--- start ---

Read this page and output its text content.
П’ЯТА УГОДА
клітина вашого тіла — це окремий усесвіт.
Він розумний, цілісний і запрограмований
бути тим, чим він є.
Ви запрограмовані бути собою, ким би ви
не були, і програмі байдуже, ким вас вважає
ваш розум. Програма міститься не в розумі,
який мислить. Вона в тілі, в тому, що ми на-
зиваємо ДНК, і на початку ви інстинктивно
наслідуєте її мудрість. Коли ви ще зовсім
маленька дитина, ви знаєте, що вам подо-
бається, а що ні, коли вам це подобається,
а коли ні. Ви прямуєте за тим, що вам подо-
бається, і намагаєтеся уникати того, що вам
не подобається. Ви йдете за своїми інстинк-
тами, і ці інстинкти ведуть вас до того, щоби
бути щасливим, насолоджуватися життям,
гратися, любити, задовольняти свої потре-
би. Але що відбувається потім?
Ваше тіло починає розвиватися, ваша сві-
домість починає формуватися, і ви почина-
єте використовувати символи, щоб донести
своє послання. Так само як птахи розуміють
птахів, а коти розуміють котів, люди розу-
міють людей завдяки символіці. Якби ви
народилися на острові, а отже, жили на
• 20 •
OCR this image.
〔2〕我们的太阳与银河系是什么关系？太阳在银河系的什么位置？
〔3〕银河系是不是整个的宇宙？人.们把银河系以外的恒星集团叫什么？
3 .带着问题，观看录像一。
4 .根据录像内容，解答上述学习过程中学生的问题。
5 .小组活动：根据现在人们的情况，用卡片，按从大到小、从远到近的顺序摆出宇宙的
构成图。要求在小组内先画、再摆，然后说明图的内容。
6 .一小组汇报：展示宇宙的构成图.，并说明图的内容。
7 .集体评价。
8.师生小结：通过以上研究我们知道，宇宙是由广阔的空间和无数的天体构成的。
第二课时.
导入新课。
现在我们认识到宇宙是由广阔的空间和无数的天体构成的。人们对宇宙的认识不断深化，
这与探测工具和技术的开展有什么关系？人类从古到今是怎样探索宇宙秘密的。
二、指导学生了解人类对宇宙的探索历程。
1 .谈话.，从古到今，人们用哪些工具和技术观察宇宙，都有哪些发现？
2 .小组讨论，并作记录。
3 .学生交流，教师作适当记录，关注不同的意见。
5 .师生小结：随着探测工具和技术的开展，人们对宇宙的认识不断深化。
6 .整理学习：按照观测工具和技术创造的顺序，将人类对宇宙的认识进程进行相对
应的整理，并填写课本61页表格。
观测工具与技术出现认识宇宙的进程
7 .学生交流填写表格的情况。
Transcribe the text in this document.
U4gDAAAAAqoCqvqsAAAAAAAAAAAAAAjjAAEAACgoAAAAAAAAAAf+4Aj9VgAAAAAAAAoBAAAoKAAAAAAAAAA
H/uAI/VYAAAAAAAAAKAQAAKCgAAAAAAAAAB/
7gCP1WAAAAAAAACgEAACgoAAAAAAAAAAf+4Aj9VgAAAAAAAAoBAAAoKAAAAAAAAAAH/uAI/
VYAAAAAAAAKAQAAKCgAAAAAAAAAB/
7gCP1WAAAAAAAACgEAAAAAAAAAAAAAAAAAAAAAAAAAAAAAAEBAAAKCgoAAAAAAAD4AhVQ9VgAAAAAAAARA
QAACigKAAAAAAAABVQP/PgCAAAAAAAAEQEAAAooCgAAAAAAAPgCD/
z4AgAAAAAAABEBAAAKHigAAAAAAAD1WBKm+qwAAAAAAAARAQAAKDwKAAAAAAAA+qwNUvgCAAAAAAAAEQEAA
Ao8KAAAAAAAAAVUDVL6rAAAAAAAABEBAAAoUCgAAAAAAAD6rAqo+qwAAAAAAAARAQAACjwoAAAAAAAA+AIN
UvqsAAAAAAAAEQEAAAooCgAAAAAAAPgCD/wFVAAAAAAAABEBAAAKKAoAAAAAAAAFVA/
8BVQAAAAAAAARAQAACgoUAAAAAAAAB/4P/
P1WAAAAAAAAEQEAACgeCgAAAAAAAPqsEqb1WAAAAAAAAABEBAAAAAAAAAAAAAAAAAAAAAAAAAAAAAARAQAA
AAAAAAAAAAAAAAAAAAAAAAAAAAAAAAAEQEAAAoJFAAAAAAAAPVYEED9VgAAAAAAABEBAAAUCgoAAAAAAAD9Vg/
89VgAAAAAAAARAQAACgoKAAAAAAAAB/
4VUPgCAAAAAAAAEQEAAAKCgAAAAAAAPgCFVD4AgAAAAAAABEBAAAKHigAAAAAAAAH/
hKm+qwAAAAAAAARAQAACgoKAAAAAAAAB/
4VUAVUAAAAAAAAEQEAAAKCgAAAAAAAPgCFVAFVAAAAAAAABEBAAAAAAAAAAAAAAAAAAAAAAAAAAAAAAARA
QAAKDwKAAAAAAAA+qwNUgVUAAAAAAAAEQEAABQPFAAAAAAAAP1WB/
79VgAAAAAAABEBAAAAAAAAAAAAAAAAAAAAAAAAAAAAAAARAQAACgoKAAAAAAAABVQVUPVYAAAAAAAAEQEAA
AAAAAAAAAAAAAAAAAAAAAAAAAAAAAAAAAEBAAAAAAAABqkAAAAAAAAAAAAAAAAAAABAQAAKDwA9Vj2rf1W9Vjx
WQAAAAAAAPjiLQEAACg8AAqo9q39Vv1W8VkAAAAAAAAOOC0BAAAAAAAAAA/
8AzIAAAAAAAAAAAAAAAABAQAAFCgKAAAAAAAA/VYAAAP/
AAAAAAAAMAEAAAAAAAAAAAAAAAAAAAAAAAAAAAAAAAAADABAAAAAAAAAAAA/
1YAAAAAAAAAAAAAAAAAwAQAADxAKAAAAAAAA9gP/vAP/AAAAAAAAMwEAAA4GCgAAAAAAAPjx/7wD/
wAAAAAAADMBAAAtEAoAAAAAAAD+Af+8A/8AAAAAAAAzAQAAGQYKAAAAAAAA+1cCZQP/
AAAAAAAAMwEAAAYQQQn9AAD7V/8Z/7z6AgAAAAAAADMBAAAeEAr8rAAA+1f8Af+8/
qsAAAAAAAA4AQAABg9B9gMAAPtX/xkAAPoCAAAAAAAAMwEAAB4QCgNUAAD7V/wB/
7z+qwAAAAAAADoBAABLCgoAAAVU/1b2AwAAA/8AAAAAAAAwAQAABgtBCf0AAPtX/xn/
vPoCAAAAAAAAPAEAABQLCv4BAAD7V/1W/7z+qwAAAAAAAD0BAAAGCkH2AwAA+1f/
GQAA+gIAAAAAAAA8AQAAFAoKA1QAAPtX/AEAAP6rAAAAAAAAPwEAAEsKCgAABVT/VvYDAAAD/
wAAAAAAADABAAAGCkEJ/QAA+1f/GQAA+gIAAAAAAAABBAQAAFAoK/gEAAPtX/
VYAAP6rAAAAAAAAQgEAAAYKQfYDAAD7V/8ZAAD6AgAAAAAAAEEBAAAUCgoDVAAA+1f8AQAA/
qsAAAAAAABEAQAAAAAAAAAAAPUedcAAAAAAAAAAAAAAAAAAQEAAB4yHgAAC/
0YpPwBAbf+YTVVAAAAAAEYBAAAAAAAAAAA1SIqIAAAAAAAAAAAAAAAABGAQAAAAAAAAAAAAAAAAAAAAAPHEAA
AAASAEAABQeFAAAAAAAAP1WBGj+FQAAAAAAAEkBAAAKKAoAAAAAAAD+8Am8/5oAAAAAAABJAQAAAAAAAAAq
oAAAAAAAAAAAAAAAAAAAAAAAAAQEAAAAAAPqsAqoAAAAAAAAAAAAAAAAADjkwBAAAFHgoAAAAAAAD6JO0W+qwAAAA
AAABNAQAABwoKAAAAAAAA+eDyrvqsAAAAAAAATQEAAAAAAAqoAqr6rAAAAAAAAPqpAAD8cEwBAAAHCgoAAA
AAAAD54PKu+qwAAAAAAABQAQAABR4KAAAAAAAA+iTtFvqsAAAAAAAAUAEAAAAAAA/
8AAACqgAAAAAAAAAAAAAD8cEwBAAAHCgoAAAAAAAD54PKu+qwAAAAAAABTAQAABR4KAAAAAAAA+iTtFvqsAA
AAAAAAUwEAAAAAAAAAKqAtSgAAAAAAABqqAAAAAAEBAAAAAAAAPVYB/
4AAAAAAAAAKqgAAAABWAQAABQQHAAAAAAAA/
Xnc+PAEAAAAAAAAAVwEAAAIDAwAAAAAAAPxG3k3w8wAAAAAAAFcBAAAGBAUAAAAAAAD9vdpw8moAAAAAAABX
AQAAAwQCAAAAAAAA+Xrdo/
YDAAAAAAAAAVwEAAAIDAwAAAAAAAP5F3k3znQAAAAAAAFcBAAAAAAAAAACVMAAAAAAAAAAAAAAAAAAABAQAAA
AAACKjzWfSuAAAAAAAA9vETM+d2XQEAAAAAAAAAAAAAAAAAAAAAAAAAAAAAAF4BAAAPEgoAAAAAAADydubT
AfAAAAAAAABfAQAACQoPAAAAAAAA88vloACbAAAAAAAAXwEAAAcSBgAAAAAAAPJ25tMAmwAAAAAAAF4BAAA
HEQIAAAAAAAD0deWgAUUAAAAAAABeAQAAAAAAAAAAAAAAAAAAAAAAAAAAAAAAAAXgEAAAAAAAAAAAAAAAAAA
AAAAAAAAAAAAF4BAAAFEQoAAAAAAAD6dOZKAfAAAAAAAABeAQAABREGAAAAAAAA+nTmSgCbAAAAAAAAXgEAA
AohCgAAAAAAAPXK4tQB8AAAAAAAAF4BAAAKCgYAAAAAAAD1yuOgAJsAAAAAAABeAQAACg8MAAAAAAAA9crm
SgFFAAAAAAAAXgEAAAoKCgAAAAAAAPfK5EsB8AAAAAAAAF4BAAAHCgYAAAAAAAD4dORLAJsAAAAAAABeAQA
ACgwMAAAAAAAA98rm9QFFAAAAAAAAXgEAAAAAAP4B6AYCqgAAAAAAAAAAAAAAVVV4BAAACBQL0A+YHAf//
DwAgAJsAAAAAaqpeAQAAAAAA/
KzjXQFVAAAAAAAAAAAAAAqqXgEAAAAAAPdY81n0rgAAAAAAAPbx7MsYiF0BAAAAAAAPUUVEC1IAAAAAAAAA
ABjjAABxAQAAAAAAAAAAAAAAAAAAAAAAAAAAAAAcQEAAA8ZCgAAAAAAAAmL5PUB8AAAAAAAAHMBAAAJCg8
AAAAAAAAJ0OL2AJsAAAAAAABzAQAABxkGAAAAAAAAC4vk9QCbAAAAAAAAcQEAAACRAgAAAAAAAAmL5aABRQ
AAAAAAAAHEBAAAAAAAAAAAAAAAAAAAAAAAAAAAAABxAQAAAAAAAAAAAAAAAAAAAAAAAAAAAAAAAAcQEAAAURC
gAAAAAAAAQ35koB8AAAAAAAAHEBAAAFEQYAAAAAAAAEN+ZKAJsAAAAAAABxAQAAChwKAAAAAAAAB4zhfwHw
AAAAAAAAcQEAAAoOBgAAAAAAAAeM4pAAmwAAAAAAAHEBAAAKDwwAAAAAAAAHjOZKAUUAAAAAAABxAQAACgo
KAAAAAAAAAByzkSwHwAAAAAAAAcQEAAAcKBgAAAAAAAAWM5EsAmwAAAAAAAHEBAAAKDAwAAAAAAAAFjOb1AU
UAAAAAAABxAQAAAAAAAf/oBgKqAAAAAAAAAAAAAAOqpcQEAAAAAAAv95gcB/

--- end ---

> AIM OF THE TASK
Your answer should be a single number: the count of lines in these records that hold the string "师生小结".

> FINISHED ANSWER
2